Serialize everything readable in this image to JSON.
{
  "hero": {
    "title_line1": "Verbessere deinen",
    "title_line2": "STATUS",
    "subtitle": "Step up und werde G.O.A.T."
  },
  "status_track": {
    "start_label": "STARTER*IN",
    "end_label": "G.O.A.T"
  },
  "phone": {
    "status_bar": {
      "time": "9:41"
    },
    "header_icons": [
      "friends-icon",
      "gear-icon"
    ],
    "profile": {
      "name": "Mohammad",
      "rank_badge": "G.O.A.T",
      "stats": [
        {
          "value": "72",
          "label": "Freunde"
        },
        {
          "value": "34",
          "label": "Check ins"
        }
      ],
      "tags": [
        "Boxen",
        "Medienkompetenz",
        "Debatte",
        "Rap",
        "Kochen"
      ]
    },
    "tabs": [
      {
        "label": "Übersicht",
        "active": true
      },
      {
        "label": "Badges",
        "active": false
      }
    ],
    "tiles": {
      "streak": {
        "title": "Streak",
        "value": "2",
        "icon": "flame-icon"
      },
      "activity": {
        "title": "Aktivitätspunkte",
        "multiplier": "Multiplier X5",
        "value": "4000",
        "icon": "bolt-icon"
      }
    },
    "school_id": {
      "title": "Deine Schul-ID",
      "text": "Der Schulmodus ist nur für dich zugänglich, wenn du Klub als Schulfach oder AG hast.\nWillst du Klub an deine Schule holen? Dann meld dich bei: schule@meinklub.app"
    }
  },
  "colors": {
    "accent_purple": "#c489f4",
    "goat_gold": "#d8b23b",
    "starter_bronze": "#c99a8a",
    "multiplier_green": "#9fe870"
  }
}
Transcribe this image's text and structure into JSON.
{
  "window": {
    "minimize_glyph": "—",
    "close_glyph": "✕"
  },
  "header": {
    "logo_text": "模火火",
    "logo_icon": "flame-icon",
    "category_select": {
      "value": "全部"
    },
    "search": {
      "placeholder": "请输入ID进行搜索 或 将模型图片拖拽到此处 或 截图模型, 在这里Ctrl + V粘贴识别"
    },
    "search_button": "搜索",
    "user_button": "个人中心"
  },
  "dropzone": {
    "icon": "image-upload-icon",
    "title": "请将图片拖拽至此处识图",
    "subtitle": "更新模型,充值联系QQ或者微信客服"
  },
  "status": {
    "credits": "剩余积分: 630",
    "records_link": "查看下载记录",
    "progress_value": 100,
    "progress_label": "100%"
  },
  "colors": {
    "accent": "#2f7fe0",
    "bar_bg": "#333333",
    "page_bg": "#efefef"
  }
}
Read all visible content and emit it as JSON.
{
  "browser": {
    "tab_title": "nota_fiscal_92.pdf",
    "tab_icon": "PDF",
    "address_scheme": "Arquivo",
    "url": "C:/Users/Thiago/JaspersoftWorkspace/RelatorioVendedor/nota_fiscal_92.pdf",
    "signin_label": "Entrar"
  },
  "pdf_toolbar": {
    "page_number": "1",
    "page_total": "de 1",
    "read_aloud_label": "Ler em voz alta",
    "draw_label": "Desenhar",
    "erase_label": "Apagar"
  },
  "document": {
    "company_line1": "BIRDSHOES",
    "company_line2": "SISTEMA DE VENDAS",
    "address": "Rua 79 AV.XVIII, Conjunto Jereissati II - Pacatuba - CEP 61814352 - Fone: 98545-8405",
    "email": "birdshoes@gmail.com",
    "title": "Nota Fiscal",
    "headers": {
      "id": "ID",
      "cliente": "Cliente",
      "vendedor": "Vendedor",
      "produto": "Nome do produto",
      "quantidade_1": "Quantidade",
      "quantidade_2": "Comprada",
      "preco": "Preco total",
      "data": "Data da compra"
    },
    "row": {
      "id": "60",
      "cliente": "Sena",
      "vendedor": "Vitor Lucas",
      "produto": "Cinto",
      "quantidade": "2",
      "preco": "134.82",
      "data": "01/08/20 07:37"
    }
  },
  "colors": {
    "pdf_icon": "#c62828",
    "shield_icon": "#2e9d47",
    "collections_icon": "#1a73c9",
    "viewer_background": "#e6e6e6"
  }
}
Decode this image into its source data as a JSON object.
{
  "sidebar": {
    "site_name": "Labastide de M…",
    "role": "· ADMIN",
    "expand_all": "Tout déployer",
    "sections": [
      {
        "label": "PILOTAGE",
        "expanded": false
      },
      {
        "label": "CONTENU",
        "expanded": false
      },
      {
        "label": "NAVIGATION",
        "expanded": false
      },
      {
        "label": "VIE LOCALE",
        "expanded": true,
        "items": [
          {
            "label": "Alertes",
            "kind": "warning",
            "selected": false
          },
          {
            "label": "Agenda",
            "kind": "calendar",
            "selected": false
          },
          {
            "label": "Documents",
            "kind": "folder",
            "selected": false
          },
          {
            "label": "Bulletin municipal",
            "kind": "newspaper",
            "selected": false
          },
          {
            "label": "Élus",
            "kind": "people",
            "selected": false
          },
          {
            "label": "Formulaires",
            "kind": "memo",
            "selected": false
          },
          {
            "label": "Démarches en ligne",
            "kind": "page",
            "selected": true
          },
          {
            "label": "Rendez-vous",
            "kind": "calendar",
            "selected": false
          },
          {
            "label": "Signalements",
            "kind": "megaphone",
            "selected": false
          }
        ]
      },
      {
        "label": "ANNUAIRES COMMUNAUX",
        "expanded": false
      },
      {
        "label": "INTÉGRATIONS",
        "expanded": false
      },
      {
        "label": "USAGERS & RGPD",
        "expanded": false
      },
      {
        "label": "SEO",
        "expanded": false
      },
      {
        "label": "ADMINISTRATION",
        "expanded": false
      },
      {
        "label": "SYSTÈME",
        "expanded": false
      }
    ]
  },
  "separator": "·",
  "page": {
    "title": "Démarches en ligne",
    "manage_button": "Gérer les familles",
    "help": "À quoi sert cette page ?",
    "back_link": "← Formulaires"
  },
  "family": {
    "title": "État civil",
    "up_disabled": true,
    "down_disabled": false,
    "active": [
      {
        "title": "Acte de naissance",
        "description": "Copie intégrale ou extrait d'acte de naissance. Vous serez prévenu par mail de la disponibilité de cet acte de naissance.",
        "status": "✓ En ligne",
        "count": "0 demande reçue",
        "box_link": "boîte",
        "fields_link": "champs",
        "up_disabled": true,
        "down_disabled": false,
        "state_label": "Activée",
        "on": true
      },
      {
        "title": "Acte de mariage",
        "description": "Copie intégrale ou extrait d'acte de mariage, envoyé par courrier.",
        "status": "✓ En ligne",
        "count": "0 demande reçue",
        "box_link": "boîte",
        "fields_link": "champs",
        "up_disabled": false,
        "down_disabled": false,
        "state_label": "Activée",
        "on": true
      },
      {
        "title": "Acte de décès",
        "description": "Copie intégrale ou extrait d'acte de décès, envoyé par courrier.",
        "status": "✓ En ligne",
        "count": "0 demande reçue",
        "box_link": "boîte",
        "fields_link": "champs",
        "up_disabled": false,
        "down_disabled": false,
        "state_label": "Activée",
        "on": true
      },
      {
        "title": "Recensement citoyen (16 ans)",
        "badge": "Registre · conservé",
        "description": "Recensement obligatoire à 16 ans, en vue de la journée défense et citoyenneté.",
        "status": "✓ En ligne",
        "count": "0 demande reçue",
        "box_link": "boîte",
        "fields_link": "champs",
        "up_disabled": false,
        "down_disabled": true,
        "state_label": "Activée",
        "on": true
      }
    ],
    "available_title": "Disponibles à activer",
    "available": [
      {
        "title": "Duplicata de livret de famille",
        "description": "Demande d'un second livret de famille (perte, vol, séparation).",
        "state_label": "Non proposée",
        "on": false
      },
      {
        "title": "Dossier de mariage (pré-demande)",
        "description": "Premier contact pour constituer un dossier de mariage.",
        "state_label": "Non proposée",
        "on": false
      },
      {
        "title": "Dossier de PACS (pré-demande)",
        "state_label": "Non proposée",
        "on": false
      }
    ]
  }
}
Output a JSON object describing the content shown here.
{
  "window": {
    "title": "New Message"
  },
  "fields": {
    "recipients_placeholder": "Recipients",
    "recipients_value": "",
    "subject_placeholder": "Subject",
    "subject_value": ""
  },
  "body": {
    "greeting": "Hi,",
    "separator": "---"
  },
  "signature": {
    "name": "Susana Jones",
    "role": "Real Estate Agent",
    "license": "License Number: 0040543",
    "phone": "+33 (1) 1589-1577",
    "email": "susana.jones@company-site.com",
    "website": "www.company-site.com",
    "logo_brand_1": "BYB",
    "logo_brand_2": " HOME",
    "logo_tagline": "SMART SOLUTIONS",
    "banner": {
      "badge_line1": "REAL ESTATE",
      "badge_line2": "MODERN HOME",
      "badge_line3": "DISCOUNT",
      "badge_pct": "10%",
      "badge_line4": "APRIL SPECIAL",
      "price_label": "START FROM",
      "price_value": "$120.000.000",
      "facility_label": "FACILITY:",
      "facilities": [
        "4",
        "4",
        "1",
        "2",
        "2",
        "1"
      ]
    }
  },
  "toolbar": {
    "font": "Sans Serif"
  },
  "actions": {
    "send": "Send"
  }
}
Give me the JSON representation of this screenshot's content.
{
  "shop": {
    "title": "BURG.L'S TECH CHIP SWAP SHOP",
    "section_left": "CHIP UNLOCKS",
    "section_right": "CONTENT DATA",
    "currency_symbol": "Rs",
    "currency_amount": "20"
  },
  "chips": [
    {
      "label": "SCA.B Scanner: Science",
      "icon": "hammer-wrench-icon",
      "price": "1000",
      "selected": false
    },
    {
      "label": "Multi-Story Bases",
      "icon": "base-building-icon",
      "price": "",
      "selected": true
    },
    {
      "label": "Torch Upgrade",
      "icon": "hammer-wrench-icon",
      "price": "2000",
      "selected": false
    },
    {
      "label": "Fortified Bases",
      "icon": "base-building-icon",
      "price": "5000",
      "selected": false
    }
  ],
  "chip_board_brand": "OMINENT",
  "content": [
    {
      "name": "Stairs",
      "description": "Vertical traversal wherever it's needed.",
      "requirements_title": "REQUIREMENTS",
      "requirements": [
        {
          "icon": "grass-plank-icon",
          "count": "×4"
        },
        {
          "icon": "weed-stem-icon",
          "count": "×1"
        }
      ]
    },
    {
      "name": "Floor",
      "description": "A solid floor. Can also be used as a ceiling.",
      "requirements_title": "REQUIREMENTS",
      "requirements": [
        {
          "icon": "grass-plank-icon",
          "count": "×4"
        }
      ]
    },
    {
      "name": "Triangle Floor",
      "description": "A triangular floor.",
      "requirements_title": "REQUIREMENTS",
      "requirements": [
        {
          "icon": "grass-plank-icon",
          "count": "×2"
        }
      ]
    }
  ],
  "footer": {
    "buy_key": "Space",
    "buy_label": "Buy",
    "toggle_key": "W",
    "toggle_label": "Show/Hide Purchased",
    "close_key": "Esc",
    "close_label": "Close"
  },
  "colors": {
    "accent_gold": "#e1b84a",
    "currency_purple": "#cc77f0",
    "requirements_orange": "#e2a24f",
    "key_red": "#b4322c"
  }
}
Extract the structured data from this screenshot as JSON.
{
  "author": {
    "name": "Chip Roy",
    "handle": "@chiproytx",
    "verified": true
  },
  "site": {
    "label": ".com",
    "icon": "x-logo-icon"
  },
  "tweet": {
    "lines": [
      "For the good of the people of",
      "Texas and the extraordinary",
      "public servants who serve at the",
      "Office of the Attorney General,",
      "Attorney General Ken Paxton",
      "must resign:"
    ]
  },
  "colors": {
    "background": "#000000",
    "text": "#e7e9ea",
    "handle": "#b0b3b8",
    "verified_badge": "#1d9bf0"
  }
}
++++
## To be done
Only the count is needed: the number of lines in the data that include the word "email".

## Correct response
2